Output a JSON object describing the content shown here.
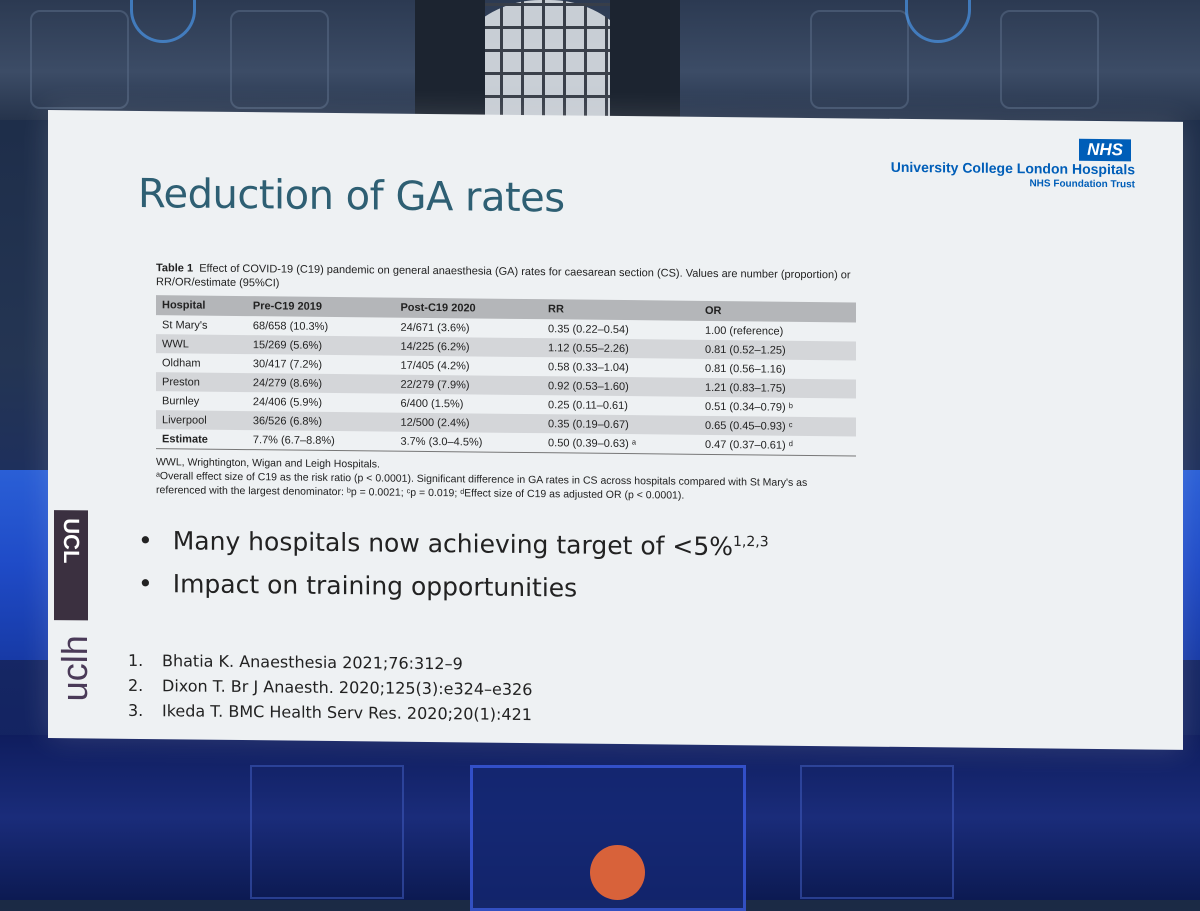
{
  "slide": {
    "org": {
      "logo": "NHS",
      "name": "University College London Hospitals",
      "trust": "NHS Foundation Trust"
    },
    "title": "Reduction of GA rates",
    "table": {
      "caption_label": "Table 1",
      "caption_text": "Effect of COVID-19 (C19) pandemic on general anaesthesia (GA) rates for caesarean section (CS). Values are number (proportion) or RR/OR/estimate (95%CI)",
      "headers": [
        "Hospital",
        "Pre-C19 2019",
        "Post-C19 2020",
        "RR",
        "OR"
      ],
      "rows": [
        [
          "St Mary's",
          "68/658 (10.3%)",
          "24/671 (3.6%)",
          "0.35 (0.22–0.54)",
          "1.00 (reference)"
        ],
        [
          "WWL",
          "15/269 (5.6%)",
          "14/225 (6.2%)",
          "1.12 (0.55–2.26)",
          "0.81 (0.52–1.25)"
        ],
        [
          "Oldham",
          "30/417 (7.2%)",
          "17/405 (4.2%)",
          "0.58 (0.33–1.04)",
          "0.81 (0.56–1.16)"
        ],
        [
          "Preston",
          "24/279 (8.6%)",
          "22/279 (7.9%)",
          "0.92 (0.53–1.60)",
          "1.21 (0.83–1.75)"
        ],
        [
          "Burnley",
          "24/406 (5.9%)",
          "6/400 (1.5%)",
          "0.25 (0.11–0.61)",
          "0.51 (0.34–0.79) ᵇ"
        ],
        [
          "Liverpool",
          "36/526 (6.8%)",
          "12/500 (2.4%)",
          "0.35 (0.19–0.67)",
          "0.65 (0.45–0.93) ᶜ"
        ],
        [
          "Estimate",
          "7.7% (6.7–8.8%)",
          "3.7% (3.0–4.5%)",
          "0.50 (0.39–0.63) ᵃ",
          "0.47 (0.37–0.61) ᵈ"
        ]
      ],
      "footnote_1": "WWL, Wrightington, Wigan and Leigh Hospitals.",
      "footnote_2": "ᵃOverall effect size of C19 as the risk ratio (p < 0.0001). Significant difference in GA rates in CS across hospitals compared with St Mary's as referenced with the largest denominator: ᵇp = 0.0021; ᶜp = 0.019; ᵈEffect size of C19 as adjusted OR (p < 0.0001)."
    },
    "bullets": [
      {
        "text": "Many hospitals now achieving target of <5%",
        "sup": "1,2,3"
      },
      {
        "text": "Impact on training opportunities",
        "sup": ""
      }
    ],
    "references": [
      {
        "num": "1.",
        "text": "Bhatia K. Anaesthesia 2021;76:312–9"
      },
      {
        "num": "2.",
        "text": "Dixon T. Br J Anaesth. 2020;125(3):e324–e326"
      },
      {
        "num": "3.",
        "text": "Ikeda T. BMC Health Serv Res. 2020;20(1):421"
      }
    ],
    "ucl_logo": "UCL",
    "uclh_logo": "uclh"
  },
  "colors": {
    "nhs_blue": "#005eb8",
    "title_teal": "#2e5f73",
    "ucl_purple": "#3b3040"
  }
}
================
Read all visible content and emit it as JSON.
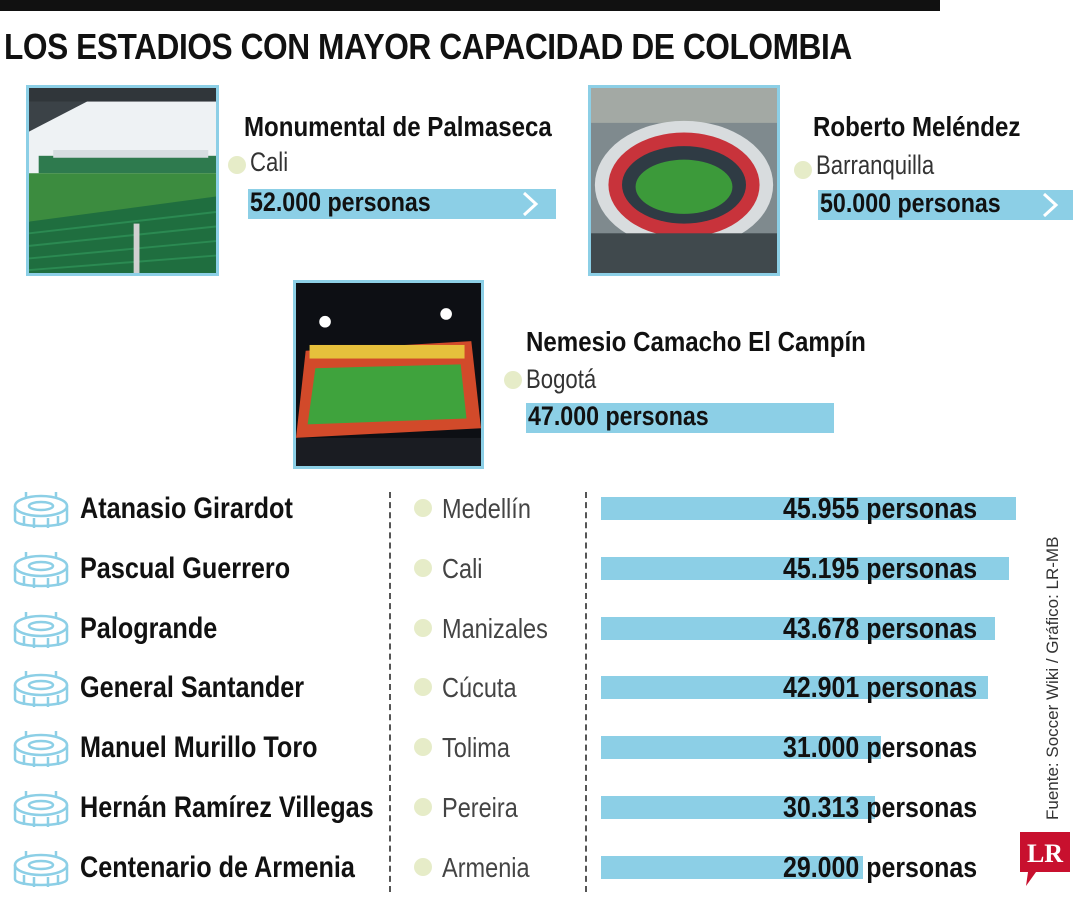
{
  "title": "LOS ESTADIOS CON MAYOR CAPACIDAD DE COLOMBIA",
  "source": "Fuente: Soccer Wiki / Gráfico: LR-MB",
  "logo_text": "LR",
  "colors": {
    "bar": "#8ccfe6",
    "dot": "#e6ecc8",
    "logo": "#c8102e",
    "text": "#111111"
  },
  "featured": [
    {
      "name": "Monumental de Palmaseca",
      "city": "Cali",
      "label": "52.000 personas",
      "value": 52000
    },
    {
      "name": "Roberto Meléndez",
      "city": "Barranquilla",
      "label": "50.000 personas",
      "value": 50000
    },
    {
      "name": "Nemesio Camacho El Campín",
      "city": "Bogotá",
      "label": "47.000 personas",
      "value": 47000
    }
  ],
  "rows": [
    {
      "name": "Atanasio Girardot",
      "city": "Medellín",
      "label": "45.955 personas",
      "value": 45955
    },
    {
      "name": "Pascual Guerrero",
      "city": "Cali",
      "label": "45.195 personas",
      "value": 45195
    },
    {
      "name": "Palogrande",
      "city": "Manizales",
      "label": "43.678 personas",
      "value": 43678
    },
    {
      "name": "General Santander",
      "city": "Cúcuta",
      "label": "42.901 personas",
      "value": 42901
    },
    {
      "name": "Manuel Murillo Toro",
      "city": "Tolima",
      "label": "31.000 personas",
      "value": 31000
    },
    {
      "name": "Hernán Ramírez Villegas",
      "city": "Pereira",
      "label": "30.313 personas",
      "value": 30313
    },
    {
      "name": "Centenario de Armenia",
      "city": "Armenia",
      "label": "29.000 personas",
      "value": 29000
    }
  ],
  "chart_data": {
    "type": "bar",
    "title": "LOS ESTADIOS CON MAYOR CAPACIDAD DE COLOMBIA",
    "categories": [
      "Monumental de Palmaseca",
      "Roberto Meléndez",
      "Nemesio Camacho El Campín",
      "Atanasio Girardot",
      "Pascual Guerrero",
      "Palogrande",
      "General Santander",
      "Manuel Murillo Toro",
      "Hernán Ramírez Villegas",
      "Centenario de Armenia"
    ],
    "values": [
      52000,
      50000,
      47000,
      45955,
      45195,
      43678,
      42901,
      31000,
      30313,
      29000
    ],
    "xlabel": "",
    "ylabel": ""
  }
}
================
_Requirements_. Lines that hold "ESTADIOS" are the ones to copy; find all of them.

_Output of the task_.
  "title": "LOS ESTADIOS CON MAYOR CAPACIDAD DE COLOMBIA",
    "title": "LOS ESTADIOS CON MAYOR CAPACIDAD DE COLOMBIA",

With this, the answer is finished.